-------- Working data

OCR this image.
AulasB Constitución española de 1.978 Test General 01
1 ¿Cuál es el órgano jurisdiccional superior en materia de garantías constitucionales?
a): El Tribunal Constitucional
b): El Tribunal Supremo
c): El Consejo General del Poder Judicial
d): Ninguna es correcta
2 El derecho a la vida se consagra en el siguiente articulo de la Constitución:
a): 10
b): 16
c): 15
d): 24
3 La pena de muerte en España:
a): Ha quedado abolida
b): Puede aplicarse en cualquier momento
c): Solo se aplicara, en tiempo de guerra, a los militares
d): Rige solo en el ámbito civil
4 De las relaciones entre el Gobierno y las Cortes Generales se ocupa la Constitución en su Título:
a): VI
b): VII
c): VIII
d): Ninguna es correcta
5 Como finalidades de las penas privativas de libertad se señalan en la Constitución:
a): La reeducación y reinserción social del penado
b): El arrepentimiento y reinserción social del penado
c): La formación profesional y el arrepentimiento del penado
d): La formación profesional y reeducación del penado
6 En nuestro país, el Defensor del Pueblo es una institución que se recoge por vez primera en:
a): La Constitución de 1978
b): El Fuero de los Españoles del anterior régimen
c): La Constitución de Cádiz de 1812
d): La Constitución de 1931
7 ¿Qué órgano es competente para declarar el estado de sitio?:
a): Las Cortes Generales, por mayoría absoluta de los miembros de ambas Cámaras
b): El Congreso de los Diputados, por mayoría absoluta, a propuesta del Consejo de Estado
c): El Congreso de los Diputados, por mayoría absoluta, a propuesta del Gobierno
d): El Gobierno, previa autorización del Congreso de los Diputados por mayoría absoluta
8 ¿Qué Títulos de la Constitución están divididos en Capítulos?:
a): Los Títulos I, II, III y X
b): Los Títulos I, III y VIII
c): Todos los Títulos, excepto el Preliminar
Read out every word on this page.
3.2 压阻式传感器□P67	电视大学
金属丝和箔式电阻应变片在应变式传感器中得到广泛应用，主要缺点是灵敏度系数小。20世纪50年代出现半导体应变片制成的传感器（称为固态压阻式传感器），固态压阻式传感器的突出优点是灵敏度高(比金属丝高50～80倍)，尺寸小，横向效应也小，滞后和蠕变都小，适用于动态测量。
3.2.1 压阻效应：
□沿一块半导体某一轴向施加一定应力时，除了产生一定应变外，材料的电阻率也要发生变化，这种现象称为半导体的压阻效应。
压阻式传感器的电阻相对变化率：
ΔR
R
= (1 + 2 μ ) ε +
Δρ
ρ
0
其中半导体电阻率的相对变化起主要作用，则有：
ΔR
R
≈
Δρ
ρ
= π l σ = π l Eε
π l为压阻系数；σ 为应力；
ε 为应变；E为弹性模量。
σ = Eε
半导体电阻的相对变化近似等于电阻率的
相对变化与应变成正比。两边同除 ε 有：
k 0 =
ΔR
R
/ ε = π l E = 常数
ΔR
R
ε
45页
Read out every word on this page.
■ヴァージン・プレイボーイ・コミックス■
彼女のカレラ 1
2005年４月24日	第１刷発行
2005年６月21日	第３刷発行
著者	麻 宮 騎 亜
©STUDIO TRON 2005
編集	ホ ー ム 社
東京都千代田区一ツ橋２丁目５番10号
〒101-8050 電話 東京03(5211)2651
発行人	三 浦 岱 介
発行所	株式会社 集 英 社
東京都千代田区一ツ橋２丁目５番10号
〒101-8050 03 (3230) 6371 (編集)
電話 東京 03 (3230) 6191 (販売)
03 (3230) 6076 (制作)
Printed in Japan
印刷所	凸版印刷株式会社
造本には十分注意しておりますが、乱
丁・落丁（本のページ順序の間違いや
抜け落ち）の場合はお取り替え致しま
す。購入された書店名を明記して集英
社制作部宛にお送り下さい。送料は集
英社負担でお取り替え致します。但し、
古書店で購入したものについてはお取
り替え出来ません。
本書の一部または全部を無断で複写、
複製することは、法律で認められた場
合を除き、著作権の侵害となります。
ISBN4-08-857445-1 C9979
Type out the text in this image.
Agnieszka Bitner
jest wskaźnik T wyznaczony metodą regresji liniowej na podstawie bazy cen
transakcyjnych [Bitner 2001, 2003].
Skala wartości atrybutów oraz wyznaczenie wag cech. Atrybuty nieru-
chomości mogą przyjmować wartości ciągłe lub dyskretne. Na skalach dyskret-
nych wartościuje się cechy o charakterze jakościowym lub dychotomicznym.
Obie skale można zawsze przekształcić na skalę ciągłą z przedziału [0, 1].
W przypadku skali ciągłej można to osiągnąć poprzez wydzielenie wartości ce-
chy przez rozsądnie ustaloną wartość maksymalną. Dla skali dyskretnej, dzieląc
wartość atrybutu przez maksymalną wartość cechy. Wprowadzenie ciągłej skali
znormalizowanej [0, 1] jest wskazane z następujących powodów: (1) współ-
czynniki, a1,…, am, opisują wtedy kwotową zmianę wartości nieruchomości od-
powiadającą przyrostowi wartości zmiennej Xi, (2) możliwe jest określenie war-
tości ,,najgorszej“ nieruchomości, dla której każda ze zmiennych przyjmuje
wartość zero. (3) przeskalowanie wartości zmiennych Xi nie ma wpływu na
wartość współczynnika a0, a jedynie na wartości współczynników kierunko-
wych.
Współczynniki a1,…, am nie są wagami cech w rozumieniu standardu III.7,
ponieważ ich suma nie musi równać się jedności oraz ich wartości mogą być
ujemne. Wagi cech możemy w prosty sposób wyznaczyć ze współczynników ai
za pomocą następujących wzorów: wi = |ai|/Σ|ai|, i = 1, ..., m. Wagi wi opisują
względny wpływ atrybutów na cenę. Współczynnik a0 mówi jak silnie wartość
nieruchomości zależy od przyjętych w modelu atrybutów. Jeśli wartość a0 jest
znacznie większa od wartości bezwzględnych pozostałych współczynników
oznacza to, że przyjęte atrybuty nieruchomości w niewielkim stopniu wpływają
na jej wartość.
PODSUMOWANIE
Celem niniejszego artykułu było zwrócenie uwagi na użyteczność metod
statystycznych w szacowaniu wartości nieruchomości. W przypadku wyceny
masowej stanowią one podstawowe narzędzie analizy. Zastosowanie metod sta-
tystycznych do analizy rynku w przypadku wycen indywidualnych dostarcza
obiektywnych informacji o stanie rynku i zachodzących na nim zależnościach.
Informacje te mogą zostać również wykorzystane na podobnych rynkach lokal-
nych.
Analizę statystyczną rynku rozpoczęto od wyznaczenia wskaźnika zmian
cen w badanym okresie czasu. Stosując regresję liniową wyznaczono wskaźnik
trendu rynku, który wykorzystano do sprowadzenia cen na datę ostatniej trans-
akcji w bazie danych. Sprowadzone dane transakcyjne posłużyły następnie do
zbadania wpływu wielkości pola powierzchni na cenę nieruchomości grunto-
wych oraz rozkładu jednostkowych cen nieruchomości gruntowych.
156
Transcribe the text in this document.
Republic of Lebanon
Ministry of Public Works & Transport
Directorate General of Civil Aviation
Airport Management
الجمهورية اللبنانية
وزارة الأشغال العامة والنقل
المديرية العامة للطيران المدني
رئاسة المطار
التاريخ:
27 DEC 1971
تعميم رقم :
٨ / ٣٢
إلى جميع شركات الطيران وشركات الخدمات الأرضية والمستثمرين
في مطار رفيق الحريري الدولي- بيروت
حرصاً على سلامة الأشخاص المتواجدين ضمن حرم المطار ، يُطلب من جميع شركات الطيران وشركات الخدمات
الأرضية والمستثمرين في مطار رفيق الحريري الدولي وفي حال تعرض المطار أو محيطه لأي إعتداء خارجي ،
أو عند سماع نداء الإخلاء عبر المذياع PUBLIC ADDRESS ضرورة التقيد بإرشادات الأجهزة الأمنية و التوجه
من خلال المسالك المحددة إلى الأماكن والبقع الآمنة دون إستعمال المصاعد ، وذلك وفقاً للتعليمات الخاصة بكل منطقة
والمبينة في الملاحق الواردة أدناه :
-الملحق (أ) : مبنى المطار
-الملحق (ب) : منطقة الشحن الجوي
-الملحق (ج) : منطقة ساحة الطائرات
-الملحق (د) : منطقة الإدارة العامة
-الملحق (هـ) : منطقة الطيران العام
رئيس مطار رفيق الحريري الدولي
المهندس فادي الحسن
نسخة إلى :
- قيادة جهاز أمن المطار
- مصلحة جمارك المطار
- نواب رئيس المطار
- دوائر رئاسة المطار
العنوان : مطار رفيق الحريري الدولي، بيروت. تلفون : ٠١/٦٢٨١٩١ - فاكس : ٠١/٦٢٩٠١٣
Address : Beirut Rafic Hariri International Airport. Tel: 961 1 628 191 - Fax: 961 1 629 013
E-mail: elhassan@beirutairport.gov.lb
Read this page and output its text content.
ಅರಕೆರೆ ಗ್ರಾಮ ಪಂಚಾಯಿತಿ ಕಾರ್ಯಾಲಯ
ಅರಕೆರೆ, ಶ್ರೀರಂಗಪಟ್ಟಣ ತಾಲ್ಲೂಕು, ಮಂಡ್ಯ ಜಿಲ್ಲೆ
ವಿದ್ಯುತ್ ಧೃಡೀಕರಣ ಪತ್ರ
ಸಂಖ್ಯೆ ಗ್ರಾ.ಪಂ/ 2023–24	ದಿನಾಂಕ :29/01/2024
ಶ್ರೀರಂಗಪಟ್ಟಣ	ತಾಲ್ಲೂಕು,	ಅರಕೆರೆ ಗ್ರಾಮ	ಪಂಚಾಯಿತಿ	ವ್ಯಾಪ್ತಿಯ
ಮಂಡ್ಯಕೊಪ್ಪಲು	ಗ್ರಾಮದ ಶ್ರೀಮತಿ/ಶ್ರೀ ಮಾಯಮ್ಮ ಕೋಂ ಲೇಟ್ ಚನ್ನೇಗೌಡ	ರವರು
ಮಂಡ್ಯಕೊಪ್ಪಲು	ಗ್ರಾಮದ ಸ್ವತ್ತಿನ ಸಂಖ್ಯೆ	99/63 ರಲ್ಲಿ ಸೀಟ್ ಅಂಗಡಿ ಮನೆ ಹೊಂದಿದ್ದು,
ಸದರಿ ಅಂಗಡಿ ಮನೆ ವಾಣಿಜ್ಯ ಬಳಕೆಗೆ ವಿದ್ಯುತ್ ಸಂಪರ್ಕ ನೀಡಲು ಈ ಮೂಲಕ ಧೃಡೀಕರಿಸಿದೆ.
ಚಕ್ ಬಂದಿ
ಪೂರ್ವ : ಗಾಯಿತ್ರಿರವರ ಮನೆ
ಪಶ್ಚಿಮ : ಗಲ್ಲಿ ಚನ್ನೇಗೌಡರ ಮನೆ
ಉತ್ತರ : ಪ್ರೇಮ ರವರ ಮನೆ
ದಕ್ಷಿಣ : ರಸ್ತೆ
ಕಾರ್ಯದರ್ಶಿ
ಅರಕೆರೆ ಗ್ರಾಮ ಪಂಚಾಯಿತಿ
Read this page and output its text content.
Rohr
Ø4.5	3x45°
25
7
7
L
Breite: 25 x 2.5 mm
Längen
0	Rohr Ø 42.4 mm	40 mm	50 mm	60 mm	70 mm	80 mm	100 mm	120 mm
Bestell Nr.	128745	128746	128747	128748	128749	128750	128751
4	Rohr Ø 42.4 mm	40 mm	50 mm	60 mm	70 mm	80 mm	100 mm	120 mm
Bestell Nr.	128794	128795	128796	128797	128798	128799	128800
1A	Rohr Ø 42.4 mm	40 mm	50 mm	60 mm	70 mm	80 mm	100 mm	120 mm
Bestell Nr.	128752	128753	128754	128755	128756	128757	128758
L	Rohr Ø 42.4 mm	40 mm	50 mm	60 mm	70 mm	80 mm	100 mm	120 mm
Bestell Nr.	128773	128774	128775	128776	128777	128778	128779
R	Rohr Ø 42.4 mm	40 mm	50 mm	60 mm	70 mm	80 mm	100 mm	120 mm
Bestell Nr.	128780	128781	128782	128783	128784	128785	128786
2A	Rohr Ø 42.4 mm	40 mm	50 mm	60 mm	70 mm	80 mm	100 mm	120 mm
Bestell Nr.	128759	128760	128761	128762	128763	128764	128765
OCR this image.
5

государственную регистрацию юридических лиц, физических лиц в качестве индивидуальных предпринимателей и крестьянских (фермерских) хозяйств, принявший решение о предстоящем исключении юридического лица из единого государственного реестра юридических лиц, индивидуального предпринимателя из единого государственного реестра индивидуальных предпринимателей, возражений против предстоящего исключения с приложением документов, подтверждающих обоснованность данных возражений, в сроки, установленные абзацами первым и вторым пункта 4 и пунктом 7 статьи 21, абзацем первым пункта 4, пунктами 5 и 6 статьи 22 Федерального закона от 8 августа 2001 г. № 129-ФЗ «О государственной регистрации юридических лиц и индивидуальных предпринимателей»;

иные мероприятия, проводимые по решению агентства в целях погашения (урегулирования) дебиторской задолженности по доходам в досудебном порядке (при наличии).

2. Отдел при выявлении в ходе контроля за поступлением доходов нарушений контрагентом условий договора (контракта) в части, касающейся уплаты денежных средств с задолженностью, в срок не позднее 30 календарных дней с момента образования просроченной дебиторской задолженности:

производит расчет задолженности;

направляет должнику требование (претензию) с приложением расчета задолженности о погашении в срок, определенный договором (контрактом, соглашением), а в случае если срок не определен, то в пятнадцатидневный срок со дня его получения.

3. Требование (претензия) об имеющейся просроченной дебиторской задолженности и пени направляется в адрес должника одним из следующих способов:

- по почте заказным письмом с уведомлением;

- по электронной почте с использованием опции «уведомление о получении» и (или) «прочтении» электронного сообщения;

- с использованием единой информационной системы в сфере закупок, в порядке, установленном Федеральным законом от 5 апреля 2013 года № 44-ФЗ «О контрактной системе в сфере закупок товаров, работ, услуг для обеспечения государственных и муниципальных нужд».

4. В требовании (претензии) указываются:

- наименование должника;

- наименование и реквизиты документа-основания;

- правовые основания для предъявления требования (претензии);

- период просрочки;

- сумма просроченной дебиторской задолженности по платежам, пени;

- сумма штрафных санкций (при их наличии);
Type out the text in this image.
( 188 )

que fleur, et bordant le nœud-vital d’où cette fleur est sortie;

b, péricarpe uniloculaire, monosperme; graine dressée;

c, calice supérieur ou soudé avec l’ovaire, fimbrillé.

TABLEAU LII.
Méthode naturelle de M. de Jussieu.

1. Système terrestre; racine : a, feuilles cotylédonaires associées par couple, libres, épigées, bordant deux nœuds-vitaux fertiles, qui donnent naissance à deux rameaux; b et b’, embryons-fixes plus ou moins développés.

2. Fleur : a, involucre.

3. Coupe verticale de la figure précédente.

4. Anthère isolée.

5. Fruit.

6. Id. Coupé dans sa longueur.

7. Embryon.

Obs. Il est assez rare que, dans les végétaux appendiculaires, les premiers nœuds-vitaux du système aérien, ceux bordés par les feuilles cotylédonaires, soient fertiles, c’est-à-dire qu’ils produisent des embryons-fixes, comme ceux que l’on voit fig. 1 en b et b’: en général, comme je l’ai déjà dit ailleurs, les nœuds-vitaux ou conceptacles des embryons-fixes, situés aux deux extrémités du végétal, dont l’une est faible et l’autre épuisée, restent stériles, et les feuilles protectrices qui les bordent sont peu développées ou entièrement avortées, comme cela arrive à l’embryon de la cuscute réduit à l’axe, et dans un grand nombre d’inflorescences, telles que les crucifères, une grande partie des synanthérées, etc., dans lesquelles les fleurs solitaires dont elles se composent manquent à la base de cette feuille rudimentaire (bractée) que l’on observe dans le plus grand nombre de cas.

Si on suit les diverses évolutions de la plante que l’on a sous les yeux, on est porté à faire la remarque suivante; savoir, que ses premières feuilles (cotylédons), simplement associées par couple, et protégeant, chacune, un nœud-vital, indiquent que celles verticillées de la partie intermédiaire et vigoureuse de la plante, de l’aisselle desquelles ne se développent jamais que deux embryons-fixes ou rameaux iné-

----------------

Work to complete — Of the lines above, how many contain the string "сумма"? Only the number is required.

The response — 2